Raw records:
--------------------

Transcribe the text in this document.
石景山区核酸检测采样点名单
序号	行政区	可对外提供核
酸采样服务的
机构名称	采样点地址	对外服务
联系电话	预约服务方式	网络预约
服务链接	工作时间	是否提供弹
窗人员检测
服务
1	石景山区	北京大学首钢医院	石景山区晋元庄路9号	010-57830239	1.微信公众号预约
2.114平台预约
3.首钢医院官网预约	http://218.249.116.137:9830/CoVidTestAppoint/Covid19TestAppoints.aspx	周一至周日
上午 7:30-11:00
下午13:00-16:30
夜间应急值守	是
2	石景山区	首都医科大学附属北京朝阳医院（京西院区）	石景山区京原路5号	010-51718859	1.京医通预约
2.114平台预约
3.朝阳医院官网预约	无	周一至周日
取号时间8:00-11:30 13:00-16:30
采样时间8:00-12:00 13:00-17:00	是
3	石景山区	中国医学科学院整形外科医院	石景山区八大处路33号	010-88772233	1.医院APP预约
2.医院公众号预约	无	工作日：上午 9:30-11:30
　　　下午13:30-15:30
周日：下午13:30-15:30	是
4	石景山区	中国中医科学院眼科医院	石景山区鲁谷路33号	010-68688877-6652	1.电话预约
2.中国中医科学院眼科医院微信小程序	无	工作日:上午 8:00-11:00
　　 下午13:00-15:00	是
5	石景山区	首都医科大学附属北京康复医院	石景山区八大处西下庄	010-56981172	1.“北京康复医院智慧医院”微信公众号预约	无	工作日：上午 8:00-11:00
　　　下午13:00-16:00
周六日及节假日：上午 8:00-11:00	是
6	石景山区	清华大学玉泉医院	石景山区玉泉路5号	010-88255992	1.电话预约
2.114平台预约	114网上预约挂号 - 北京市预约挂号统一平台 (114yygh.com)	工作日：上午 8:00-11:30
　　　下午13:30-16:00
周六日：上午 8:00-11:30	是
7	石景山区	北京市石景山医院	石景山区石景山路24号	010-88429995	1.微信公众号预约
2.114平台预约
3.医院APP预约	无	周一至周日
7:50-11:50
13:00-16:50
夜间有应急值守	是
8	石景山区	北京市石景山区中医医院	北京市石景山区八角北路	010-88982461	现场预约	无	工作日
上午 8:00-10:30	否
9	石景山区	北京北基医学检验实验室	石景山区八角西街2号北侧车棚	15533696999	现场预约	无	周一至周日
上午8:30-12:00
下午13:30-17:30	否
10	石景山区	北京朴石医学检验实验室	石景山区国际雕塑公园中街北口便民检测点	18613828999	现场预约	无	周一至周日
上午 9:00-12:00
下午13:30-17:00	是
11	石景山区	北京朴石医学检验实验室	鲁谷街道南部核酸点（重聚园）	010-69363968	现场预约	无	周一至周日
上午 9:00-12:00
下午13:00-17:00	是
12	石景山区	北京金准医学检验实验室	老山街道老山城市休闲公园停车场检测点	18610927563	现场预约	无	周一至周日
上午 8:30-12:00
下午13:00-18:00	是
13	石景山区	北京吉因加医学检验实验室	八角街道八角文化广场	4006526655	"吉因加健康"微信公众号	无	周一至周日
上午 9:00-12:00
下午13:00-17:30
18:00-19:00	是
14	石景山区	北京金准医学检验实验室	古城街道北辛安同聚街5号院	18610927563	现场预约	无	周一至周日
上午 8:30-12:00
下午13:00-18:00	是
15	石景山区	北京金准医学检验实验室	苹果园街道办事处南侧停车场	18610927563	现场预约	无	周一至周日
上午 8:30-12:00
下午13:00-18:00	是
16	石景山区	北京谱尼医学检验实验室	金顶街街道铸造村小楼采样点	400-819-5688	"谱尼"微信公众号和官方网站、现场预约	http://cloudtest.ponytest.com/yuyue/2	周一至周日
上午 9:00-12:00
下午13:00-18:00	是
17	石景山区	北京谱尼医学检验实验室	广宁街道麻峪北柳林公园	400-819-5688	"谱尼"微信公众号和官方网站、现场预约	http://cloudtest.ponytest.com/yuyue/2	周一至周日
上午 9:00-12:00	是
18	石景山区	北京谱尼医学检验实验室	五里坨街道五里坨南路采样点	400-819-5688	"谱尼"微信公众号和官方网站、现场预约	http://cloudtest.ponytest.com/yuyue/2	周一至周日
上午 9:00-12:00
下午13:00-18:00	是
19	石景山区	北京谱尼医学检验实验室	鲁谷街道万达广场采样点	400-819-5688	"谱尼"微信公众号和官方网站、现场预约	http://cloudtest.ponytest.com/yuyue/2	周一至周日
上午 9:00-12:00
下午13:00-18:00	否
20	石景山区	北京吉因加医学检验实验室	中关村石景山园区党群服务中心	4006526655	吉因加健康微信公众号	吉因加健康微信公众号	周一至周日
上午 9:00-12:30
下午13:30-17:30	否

--------------------

DIRECTIVE - Identify lines with the string "微信公众号和官方网站". Copy each one.

RESULT FOR THIS EXERCISE -
16	石景山区	北京谱尼医学检验实验室	金顶街街道铸造村小楼采样点	400-819-5688	"谱尼"微信公众号和官方网站、现场预约	http://cloudtest.ponytest.com/yuyue/2	周一至周日
17	石景山区	北京谱尼医学检验实验室	广宁街道麻峪北柳林公园	400-819-5688	"谱尼"微信公众号和官方网站、现场预约	http://cloudtest.ponytest.com/yuyue/2	周一至周日
18	石景山区	北京谱尼医学检验实验室	五里坨街道五里坨南路采样点	400-819-5688	"谱尼"微信公众号和官方网站、现场预约	http://cloudtest.ponytest.com/yuyue/2	周一至周日
19	石景山区	北京谱尼医学检验实验室	鲁谷街道万达广场采样点	400-819-5688	"谱尼"微信公众号和官方网站、现场预约	http://cloudtest.ponytest.com/yuyue/2	周一至周日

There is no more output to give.